▶ **Exercise requirements**
Make an exact copy of the entries, and keep any pictures out of it.

(Extracted data entries)
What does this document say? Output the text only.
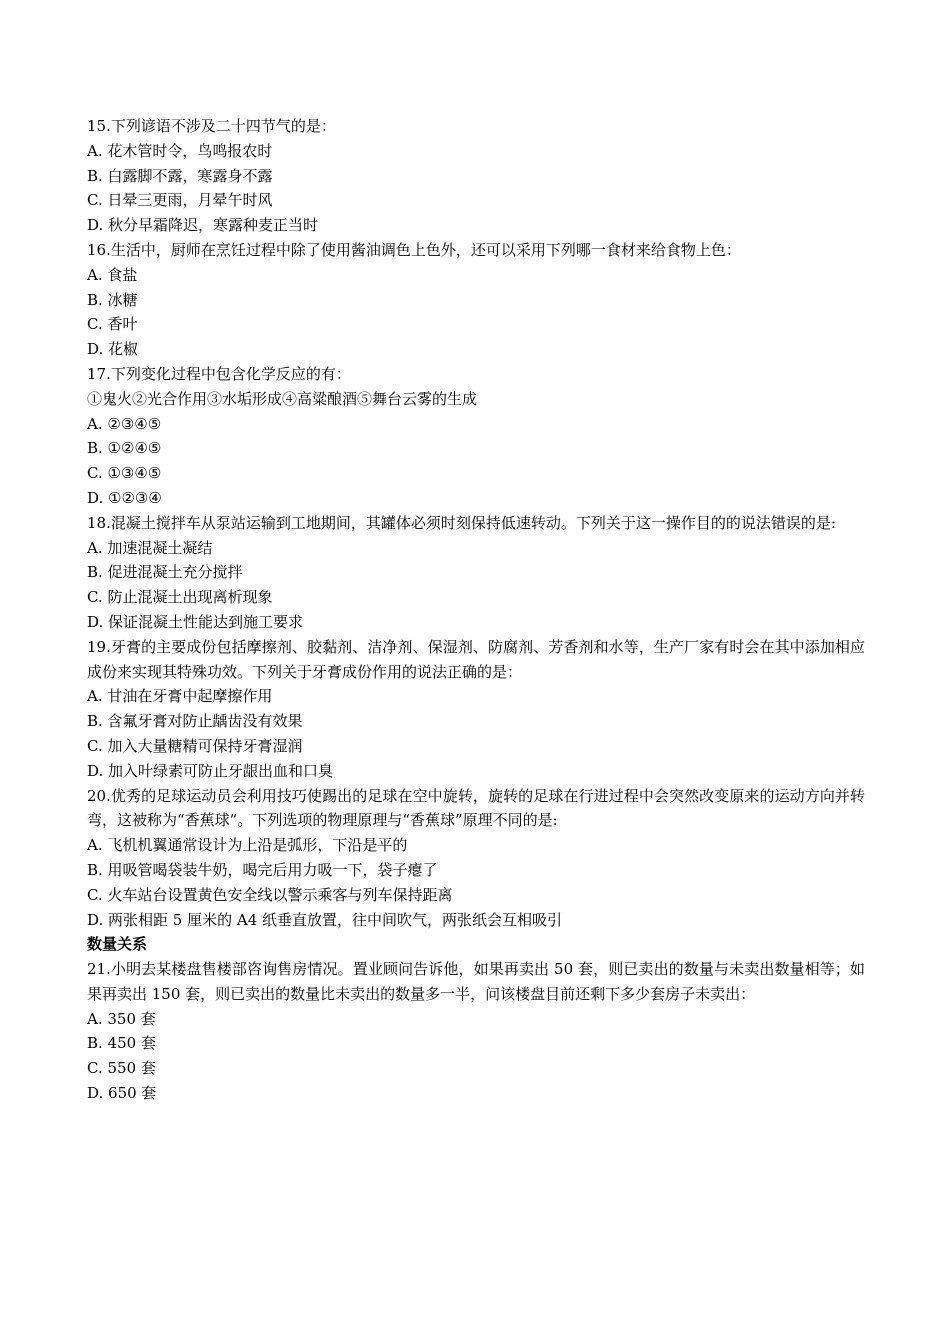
15.下列谚语不涉及二十四节气的是：

A. 花木管时令，鸟鸣报农时

B. 白露脚不露，寒露身不露

C. 日晕三更雨，月晕午时风

D. 秋分早霜降迟，寒露种麦正当时

16.生活中，厨师在烹饪过程中除了使用酱油调色上色外，还可以采用下列哪一食材来给食物上色：

A. 食盐

B. 冰糖

C. 香叶

D. 花椒

17.下列变化过程中包含化学反应的有：

①鬼火②光合作用③水垢形成④高粱酿酒⑤舞台云雾的生成

A. ②③④⑤

B. ①②④⑤

C. ①③④⑤

D. ①②③④

18.混凝土搅拌车从泵站运输到工地期间，其罐体必须时刻保持低速转动。下列关于这一操作目的的说法错误的是:

A. 加速混凝土凝结

B. 促进混凝土充分搅拌

C. 防止混凝土出现离析现象

D. 保证混凝土性能达到施工要求

19.牙膏的主要成份包括摩擦剂、胶黏剂、洁净剂、保湿剂、防腐剂、芳香剂和水等，生产厂家有时会在其中添加相应成份来实现其特殊功效。下列关于牙膏成份作用的说法正确的是：

A. 甘油在牙膏中起摩擦作用

B. 含氟牙膏对防止龋齿没有效果

C. 加入大量糖精可保持牙膏湿润

D. 加入叶绿素可防止牙龈出血和口臭

20.优秀的足球运动员会利用技巧使踢出的足球在空中旋转，旋转的足球在行进过程中会突然改变原来的运动方向并转弯，这被称为“香蕉球”。下列选项的物理原理与“香蕉球”原理不同的是:

A. 飞机机翼通常设计为上沿是弧形，下沿是平的

B. 用吸管喝袋装牛奶，喝完后用力吸一下，袋子瘪了

C. 火车站台设置黄色安全线以警示乘客与列车保持距离

D. 两张相距 5 厘米的 A4 纸垂直放置，往中间吹气，两张纸会互相吸引

数量关系

21.小明去某楼盘售楼部咨询售房情况。置业顾问告诉他，如果再卖出 50 套，则已卖出的数量与未卖出数量相等；如果再卖出 150 套，则已卖出的数量比未卖出的数量多一半，问该楼盘目前还剩下多少套房子未卖出：

A. 350 套

B. 450 套

C. 550 套

D. 650 套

▶ **Answer to the task**
What does this document say? Output the text only.
15.下列谚语不涉及二十四节气的是：

A. 花木管时令，鸟鸣报农时

B. 白露脚不露，寒露身不露

C. 日晕三更雨，月晕午时风

D. 秋分早霜降迟，寒露种麦正当时

16.生活中，厨师在烹饪过程中除了使用酱油调色上色外，还可以采用下列哪一食材来给食物上色：

A. 食盐

B. 冰糖

C. 香叶

D. 花椒

17.下列变化过程中包含化学反应的有：

①鬼火②光合作用③水垢形成④高粱酿酒⑤舞台云雾的生成

A. ②③④⑤

B. ①②④⑤

C. ①③④⑤

D. ①②③④

18.混凝土搅拌车从泵站运输到工地期间，其罐体必须时刻保持低速转动。下列关于这一操作目的的说法错误的是:

A. 加速混凝土凝结

B. 促进混凝土充分搅拌

C. 防止混凝土出现离析现象

D. 保证混凝土性能达到施工要求

19.牙膏的主要成份包括摩擦剂、胶黏剂、洁净剂、保湿剂、防腐剂、芳香剂和水等，生产厂家有时会在其中添加相应成份来实现其特殊功效。下列关于牙膏成份作用的说法正确的是：

A. 甘油在牙膏中起摩擦作用

B. 含氟牙膏对防止龋齿没有效果

C. 加入大量糖精可保持牙膏湿润

D. 加入叶绿素可防止牙龈出血和口臭

20.优秀的足球运动员会利用技巧使踢出的足球在空中旋转，旋转的足球在行进过程中会突然改变原来的运动方向并转弯，这被称为“香蕉球”。下列选项的物理原理与“香蕉球”原理不同的是:

A. 飞机机翼通常设计为上沿是弧形，下沿是平的

B. 用吸管喝袋装牛奶，喝完后用力吸一下，袋子瘪了

C. 火车站台设置黄色安全线以警示乘客与列车保持距离

D. 两张相距 5 厘米的 A4 纸垂直放置，往中间吹气，两张纸会互相吸引

数量关系

21.小明去某楼盘售楼部咨询售房情况。置业顾问告诉他，如果再卖出 50 套，则已卖出的数量与未卖出数量相等；如果再卖出 150 套，则已卖出的数量比未卖出的数量多一半，问该楼盘目前还剩下多少套房子未卖出：

A. 350 套

B. 450 套

C. 550 套

D. 650 套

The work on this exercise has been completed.